§ **THE EXERCISE**: All the data should come back exactly as it was given.

[Dataset entries]
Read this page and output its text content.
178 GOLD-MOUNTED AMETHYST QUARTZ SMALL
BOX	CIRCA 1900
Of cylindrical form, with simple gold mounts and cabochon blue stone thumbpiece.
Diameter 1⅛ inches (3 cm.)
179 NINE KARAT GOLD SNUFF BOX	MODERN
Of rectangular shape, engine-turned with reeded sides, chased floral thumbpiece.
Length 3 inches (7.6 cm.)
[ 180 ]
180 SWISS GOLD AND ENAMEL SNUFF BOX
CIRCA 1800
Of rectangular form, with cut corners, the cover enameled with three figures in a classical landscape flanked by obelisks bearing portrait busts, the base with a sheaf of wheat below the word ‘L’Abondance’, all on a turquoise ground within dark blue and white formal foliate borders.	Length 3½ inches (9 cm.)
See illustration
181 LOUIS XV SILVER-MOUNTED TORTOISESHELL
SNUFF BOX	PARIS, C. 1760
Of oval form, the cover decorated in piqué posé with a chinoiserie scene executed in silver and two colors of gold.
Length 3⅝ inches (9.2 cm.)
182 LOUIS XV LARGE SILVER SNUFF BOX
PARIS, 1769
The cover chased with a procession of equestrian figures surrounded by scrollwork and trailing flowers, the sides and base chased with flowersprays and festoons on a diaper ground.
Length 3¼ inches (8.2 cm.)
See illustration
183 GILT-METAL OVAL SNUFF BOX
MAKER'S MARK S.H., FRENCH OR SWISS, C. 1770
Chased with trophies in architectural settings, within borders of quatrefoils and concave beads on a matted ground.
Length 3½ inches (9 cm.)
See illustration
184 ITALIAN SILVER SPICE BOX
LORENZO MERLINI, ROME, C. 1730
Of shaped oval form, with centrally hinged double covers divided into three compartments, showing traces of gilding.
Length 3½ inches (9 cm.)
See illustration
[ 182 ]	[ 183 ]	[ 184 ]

§ **RESULT OF THE EXERCISE**:
Read this page and output its text content.
178 GOLD-MOUNTED AMETHYST QUARTZ SMALL
BOX	CIRCA 1900
Of cylindrical form, with simple gold mounts and cabochon blue stone thumbpiece.
Diameter 1⅛ inches (3 cm.)
179 NINE KARAT GOLD SNUFF BOX	MODERN
Of rectangular shape, engine-turned with reeded sides, chased floral thumbpiece.
Length 3 inches (7.6 cm.)
[ 180 ]
180 SWISS GOLD AND ENAMEL SNUFF BOX
CIRCA 1800
Of rectangular form, with cut corners, the cover enameled with three figures in a classical landscape flanked by obelisks bearing portrait busts, the base with a sheaf of wheat below the word ‘L’Abondance’, all on a turquoise ground within dark blue and white formal foliate borders.	Length 3½ inches (9 cm.)
See illustration
181 LOUIS XV SILVER-MOUNTED TORTOISESHELL
SNUFF BOX	PARIS, C. 1760
Of oval form, the cover decorated in piqué posé with a chinoiserie scene executed in silver and two colors of gold.
Length 3⅝ inches (9.2 cm.)
182 LOUIS XV LARGE SILVER SNUFF BOX
PARIS, 1769
The cover chased with a procession of equestrian figures surrounded by scrollwork and trailing flowers, the sides and base chased with flowersprays and festoons on a diaper ground.
Length 3¼ inches (8.2 cm.)
See illustration
183 GILT-METAL OVAL SNUFF BOX
MAKER'S MARK S.H., FRENCH OR SWISS, C. 1770
Chased with trophies in architectural settings, within borders of quatrefoils and concave beads on a matted ground.
Length 3½ inches (9 cm.)
See illustration
184 ITALIAN SILVER SPICE BOX
LORENZO MERLINI, ROME, C. 1730
Of shaped oval form, with centrally hinged double covers divided into three compartments, showing traces of gilding.
Length 3½ inches (9 cm.)
See illustration
[ 182 ]	[ 183 ]	[ 184 ]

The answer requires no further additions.